[Task]
Copy verbatim every line from the start of the records down through the line containing "timezone-label: Timezone <box>289", both ends included.

[Data to process]

-- start --

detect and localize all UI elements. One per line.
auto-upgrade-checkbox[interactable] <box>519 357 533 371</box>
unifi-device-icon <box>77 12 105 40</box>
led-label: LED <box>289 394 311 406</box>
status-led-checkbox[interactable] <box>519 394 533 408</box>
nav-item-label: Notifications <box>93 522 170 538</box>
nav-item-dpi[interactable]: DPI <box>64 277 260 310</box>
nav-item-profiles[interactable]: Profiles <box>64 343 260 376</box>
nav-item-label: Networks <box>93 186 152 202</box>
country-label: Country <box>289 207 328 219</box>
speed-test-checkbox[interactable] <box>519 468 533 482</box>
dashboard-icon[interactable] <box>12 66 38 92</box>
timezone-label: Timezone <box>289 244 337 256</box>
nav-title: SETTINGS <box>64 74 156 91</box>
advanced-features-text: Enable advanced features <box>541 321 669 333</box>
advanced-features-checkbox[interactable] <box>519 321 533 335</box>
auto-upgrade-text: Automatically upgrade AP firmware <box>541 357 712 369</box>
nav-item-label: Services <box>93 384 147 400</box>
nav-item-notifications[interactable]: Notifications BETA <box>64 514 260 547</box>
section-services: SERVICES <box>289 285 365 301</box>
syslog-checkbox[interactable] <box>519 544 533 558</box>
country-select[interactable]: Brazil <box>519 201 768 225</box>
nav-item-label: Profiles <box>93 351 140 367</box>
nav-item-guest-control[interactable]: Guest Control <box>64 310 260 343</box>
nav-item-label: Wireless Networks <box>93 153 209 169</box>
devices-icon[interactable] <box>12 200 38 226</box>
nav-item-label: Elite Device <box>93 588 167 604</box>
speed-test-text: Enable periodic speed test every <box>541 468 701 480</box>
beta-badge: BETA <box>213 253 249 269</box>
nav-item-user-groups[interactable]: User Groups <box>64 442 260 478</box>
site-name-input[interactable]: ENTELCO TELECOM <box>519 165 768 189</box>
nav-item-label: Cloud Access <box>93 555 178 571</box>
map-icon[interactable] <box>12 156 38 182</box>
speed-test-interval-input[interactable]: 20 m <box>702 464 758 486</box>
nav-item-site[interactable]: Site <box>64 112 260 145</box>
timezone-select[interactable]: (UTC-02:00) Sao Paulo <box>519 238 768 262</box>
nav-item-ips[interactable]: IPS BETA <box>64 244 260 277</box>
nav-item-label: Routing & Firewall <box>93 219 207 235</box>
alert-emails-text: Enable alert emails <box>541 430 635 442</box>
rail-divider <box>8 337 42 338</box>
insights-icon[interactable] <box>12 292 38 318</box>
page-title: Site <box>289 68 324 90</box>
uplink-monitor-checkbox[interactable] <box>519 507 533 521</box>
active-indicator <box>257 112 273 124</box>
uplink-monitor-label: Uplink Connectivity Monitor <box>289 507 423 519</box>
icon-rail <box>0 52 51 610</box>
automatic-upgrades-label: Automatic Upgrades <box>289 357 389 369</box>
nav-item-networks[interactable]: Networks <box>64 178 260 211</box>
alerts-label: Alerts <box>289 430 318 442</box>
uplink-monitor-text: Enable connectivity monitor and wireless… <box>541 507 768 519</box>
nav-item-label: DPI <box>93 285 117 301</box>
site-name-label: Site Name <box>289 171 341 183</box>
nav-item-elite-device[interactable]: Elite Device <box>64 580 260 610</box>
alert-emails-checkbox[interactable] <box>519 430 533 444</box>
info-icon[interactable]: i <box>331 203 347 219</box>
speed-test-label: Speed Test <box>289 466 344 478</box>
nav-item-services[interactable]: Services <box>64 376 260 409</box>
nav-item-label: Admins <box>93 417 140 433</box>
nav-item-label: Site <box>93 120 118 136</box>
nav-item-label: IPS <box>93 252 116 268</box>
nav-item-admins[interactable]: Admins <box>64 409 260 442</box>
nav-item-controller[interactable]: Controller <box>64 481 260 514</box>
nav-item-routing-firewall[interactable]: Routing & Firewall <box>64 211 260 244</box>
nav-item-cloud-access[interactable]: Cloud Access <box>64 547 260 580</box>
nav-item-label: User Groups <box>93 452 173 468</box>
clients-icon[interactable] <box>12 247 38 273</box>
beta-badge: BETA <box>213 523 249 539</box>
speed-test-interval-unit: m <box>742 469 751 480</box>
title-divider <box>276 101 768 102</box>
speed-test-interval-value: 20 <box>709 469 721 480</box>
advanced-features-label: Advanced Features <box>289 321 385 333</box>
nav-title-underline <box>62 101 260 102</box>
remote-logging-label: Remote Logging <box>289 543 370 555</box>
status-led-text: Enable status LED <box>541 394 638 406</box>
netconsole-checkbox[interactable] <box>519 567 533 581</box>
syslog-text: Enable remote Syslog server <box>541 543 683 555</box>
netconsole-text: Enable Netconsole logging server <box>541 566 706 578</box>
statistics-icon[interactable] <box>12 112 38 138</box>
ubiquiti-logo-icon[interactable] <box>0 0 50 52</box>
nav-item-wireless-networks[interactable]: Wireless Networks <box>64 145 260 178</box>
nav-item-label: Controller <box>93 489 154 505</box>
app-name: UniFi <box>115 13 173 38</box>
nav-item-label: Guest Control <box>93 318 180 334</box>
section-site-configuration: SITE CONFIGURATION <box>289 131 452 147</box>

-- end --

[Task response]
detect and localize all UI elements. One per line.
auto-upgrade-checkbox[interactable] <box>519 357 533 371</box>
unifi-device-icon <box>77 12 105 40</box>
led-label: LED <box>289 394 311 406</box>
status-led-checkbox[interactable] <box>519 394 533 408</box>
nav-item-label: Notifications <box>93 522 170 538</box>
nav-item-dpi[interactable]: DPI <box>64 277 260 310</box>
nav-item-profiles[interactable]: Profiles <box>64 343 260 376</box>
nav-item-label: Networks <box>93 186 152 202</box>
country-label: Country <box>289 207 328 219</box>
speed-test-checkbox[interactable] <box>519 468 533 482</box>
dashboard-icon[interactable] <box>12 66 38 92</box>
timezone-label: Timezone <box>289 244 337 256</box>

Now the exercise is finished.